### Task requirements
From the text on healthcare captives, reproduce word for word the part that opens with the words containing "Being adaptive to" and closes with "into the future.".

START Given text

Being adaptive to change has helped the healthcare captive industry grow over the past 30+ years. Monique MacDonald, senior vice president, Global Captive Management, offers a look at the industry then and now, with a small glimpse into the future.
Healthcare captives were initially set up to insure certain risks of parent healthcare systems and affiliates. A captive is a long-term risk management tool that provides risk management and risk financing benefits to its healthcare parent entities. Captives are much more flexible than commercial coverages in that they can provide tailored coverage in a way that best fits the needs of the corporate parent. This is an important feature in a world where adaption to change is vital to continued existence.
While healthcare captives were traditionally set up to assume the liabilities of their parents’ self-insurance trusts and ongoing medical malpractice risks, they have evolved to cover a variety of risks areas such as general liability, property, and worker’s compensation. Additional coverages such as deductible reimbursement for cyber, special property risks, deductible buyback for regulatory coverage, and employment practices liability have been added over the last few years. In some cases, these coverages have been added due to commercial policy exclusions. The flexibility of captives has allowed coverage to be added with limits and premiums appropriate to the healthcare system and the captive.
Captive utilization has assisted in greater loss control due to an increased focus on the claims themselves, given their direct impact on the captive’s bottom line. When the two significant balances on the captive’s balance sheet are investments and insurance liabilities, the focus will naturally go to increasing one and reducing the other—and working to get it the right way around. This focus on claims has in some cases led to identification of gaps in loss control processes. The issuance of grants from the captive to the parent have assisted in closing those gaps.
“ATTENTION IS NOW TURNING TO THE APPROPRIATE USE OF THIS CAPTIVE SURPLUS BY ALIGNING THE NEEDS OF THE CAPTIVE AND ITS CORPORATE PARENT.”
This in turn has reduced claims and in turn increased the captive surplus. The accumulation of surplus greatly benefited the captive, and in turn its corporate parent. This was evidenced in the aftermath of the 2008 financial crisis, when captives could offer their corporate parents premium holidays, increased grants, or dividends given their decades of careful financial planning and surplus accumulation.
The flexibility to retain independent counsel of choice has resulted in better claim management, as the focus will be on benefiting the insured healthcare system and not on balancing the needs of the commercial carrier and the insured healthcare system. The healthcare parent may also utilize its own in-house counsel to greater degree to manage claims on their own terms from the onset resulting in a more effective process and overall cost savings.

END Given text
START Entries shown

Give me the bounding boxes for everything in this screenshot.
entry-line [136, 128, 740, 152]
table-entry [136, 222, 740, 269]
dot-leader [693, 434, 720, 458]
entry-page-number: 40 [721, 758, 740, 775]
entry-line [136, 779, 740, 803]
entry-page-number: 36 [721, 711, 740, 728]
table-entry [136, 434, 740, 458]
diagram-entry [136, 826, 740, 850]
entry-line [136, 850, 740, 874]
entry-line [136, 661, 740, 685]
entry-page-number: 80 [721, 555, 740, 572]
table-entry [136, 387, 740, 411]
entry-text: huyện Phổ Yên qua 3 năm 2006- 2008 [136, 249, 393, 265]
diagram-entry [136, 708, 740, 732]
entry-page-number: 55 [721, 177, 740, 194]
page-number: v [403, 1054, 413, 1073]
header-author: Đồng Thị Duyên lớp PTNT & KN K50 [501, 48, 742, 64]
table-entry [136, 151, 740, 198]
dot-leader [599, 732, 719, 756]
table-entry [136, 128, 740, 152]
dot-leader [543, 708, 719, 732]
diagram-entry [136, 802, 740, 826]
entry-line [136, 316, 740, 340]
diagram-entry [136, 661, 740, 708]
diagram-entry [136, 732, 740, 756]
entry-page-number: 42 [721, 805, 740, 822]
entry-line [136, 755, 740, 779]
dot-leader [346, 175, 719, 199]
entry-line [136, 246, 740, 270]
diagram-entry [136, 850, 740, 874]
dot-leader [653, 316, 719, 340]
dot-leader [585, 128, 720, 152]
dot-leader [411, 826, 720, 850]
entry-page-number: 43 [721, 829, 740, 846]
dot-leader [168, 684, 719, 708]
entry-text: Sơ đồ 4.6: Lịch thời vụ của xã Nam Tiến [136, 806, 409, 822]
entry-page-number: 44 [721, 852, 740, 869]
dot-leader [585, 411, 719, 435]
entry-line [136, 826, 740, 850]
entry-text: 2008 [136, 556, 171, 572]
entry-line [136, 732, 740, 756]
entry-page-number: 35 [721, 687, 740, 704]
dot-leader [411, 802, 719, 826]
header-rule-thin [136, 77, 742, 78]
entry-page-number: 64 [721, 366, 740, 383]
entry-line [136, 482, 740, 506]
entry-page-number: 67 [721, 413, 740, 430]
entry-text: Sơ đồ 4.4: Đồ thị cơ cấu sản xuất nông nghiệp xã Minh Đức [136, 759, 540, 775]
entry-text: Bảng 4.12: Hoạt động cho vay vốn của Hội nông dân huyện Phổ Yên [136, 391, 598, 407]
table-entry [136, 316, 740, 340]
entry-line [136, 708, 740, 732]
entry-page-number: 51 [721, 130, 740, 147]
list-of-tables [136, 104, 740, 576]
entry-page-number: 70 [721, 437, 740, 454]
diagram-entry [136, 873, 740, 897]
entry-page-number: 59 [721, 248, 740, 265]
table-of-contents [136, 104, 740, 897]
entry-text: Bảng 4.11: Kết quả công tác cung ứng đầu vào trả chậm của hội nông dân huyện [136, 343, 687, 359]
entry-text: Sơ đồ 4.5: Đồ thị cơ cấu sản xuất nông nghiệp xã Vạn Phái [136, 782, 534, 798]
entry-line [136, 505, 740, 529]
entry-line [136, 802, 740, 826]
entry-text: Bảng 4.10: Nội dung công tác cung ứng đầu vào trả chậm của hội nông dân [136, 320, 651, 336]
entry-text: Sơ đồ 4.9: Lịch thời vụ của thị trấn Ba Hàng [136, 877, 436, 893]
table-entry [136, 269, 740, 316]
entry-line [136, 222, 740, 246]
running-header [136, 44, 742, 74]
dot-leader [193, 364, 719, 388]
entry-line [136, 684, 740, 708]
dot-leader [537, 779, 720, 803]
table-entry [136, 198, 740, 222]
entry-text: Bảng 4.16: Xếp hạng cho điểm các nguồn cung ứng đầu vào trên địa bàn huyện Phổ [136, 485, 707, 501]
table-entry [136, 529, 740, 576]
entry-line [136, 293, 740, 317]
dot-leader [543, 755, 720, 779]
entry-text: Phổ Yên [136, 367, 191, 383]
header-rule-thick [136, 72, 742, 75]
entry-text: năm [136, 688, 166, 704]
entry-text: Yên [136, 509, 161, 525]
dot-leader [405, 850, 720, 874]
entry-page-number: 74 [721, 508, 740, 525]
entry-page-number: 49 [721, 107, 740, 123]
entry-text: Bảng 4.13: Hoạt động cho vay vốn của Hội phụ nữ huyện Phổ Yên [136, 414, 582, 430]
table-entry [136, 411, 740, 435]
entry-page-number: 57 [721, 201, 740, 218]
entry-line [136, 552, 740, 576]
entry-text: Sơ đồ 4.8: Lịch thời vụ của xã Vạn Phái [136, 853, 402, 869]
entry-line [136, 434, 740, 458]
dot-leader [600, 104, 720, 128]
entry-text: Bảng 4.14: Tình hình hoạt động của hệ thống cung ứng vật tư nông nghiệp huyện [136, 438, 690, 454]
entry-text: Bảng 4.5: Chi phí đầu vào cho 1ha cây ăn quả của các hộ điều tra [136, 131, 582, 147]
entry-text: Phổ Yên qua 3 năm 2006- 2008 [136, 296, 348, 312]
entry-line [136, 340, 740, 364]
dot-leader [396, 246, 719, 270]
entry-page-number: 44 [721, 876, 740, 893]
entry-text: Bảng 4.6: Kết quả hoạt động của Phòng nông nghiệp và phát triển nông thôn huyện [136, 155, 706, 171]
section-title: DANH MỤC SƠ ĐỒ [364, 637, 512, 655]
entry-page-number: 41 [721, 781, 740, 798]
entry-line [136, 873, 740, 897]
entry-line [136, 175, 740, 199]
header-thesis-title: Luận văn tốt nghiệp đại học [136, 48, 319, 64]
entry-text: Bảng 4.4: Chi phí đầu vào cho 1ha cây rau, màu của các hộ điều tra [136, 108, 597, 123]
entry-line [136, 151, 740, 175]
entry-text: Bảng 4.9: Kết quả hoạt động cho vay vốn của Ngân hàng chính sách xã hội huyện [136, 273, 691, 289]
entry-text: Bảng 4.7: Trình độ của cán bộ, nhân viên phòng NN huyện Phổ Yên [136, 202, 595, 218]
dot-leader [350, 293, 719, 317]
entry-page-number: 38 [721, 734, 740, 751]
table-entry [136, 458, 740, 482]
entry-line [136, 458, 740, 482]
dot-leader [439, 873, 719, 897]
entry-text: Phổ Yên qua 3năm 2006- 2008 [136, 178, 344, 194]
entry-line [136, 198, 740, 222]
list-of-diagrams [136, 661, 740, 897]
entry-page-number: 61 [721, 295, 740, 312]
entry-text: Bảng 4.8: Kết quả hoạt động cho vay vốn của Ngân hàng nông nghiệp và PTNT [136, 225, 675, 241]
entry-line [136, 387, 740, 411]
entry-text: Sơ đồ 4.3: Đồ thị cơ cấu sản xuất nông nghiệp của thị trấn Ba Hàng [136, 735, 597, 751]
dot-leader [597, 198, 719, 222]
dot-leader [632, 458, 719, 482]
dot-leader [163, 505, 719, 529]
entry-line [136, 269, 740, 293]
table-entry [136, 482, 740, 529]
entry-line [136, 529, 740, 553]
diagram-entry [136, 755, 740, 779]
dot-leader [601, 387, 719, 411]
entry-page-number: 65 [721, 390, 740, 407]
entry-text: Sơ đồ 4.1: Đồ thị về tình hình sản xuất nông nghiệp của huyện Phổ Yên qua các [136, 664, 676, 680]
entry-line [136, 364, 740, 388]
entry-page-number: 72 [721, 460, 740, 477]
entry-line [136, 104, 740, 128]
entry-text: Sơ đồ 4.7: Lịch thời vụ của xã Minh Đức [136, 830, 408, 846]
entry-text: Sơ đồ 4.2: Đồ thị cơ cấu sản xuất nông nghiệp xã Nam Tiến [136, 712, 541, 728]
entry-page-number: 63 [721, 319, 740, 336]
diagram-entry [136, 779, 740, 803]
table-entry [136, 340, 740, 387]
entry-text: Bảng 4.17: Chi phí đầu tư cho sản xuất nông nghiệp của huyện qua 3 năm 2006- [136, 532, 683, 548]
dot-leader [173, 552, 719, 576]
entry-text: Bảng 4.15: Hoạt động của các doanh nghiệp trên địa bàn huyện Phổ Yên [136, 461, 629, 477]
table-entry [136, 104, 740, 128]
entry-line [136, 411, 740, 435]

END Entries shown

### Result for this exercise
Being adaptive to change has helped the healthcare captive industry grow over the past 30+ years. Monique MacDonald, senior vice president, Global Captive Management, offers a look at the industry then and now, with a small glimpse into the future.